Answer these questions from the blog post about a vegetarian cookbook and soup:
1. What book does the writer call an absolute favorite?
2. How many of the book's potato soup recipes did the writer combine?
3. Which vegetable was the writer encountering for the first time?

● STUDY TEXT:
■ ■ ■ ■ ■
Monday, January 12, 2009

great book, great soup

I've only been at the vegetarian thing since last August so I'm constantly on the lookout for good recipes. I think I found my absolute favorite book: Deborah Madison's Vegetarian Cooking for Everyone.




















For those of us who are not the best cooks in the entire world (i.e. me) she lays out pretty much everything you need to know. This isn't just a book of recipes; when she says "cook on low heat" there's a specific entry on what that actually means, what something cooking at that temperature looks like, etc. It's incredibly thorough (thankfully).

I'm a huge fan of soups (I used to make a mean chicken noodle soup) and I've been searching for something I can make on a regular basis. I recently combined three of her various recipes for potato soup into one mutant concoction and flipped out over the results. I really miss a nice beef stew (รก la Irish stew) and I think I've finally found a better-than-decent replacement that uses vegetable broth and no beef.

It uses a lot of leeks and, as it was my first encounter with this particular vegetable, I thought I would take a picture. Chopping these babies made me feel like a real chef. They're so much fancier than regular onions.
















Plus they're a whole lot more colorful than your run-of-the-mill yellow or white varieties.
■ ■ ■ ■ ■
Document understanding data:
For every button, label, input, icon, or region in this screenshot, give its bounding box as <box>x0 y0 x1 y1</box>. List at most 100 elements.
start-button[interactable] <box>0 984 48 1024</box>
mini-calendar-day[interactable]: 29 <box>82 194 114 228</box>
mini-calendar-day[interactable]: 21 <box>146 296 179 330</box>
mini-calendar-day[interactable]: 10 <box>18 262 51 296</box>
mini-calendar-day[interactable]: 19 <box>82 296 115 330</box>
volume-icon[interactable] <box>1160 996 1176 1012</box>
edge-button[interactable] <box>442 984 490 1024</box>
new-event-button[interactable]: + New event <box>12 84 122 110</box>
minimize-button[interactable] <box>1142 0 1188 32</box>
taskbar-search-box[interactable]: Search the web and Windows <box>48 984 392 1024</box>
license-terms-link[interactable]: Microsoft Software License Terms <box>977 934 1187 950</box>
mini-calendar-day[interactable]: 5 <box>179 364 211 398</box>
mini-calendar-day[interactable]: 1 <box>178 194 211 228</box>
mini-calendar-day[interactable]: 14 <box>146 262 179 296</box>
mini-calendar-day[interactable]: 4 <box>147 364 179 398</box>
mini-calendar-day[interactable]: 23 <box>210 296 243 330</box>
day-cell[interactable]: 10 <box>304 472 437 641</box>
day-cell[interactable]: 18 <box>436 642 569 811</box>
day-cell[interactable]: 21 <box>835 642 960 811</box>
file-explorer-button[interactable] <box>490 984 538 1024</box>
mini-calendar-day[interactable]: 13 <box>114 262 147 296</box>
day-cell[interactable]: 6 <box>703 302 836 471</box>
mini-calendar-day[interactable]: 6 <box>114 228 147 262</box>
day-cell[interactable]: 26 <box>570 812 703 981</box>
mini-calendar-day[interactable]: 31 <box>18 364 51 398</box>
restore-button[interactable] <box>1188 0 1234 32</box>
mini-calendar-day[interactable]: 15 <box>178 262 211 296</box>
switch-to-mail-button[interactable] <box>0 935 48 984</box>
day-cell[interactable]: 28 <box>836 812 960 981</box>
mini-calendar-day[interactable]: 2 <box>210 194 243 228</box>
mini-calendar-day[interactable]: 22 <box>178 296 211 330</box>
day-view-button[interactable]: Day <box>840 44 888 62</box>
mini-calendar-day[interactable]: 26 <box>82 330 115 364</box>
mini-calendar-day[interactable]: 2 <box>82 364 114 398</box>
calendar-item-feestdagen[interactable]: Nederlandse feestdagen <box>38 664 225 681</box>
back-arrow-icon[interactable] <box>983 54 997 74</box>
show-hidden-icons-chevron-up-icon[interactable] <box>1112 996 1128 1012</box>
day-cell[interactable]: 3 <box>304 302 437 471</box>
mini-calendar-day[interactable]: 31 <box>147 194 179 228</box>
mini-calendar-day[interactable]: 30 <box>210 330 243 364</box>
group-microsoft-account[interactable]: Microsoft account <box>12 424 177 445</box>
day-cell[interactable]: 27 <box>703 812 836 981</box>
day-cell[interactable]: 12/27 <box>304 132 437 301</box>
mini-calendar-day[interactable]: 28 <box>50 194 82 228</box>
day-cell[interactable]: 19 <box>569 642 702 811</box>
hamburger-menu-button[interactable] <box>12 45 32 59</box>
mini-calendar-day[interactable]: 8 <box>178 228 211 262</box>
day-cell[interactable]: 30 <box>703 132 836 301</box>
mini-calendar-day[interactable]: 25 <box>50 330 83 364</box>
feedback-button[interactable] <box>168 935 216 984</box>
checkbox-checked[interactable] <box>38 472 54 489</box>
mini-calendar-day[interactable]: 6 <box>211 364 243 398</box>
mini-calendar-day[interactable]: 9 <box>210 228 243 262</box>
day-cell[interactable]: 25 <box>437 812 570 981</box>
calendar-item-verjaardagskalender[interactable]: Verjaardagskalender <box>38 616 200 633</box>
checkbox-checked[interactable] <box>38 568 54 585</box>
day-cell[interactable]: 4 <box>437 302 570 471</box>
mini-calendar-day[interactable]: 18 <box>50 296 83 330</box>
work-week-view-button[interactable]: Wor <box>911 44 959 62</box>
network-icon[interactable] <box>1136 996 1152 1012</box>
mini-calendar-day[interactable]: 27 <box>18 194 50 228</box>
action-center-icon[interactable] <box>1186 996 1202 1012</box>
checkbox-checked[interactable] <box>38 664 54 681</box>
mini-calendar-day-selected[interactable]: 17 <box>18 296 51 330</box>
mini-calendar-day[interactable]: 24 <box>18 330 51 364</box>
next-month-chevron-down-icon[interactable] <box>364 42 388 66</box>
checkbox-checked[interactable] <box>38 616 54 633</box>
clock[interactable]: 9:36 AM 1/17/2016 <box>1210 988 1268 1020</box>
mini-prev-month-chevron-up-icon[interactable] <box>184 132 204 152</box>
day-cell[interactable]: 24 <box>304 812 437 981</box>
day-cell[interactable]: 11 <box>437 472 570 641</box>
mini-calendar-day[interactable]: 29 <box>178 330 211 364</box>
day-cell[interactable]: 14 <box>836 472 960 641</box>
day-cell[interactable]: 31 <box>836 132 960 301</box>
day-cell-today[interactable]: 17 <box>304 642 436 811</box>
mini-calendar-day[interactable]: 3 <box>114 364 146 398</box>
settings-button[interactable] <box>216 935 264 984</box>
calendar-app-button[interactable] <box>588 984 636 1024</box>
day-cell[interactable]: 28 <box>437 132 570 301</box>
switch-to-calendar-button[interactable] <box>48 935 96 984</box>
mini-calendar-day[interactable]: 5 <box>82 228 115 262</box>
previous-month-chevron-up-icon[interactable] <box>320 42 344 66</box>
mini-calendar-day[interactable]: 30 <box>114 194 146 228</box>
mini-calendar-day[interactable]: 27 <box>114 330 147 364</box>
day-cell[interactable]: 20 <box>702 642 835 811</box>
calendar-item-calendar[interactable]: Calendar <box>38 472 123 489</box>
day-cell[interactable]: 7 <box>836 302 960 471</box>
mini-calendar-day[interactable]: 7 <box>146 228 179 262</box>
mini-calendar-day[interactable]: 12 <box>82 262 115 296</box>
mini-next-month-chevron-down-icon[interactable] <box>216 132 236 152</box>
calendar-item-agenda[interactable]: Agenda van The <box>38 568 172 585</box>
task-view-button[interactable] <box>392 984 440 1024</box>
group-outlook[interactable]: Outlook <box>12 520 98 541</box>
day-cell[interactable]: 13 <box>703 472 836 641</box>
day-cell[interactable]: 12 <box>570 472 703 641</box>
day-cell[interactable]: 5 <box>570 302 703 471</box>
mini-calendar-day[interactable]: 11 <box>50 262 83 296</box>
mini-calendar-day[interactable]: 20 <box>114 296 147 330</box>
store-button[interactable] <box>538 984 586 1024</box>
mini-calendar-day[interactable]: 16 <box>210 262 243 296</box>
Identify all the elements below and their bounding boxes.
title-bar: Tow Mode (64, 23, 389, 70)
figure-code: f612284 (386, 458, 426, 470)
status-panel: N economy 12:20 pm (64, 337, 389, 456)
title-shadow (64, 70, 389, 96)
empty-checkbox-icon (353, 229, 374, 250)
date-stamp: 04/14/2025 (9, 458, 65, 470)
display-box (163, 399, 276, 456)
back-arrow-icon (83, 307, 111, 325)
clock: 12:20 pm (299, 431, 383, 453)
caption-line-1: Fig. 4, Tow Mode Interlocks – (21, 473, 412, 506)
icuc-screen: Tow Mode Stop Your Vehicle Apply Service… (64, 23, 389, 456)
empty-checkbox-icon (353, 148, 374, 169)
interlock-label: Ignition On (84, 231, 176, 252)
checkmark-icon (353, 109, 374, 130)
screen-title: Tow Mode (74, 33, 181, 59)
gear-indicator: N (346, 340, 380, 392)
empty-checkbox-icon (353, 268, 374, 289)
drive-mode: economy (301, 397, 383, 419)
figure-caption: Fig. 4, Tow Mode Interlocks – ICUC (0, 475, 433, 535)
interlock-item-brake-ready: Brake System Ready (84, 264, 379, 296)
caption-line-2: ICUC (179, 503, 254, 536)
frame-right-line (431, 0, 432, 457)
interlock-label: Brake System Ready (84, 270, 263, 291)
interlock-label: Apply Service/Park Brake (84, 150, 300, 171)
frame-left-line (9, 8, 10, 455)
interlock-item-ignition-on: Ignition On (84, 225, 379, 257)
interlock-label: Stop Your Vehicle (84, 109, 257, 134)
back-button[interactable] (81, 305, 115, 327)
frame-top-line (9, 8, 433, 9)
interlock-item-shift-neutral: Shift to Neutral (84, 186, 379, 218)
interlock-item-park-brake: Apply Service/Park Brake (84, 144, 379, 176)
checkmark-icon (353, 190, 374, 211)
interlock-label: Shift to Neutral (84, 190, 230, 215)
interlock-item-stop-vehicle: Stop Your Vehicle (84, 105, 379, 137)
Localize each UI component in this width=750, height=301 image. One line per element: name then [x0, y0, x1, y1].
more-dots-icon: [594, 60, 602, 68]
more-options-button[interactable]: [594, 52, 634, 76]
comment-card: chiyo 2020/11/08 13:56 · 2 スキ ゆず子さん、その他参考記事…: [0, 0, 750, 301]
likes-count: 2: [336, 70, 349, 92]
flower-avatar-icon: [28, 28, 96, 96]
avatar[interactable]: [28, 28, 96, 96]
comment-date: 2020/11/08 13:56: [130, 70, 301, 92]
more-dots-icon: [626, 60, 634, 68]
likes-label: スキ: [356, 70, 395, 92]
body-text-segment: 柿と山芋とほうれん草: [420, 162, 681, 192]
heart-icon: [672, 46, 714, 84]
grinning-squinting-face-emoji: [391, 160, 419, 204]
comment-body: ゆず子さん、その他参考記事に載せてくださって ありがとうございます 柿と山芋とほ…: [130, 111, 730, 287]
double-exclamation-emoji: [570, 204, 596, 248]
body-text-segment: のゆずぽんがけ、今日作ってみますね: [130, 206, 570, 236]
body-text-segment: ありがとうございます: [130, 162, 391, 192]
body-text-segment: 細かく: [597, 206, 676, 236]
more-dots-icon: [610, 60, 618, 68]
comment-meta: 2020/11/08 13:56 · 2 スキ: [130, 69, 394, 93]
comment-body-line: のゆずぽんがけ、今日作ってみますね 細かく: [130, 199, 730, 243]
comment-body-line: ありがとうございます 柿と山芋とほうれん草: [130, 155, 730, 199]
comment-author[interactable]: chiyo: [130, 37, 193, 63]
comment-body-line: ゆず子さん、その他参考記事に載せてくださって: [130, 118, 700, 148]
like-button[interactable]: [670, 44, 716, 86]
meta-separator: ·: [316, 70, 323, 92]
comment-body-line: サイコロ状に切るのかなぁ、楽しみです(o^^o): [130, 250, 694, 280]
■ ■ ■ ■ ■
● REPLY:
1. Deborah Madison's Vegetarian Cooking for Everyone
2. Three
3. Leeks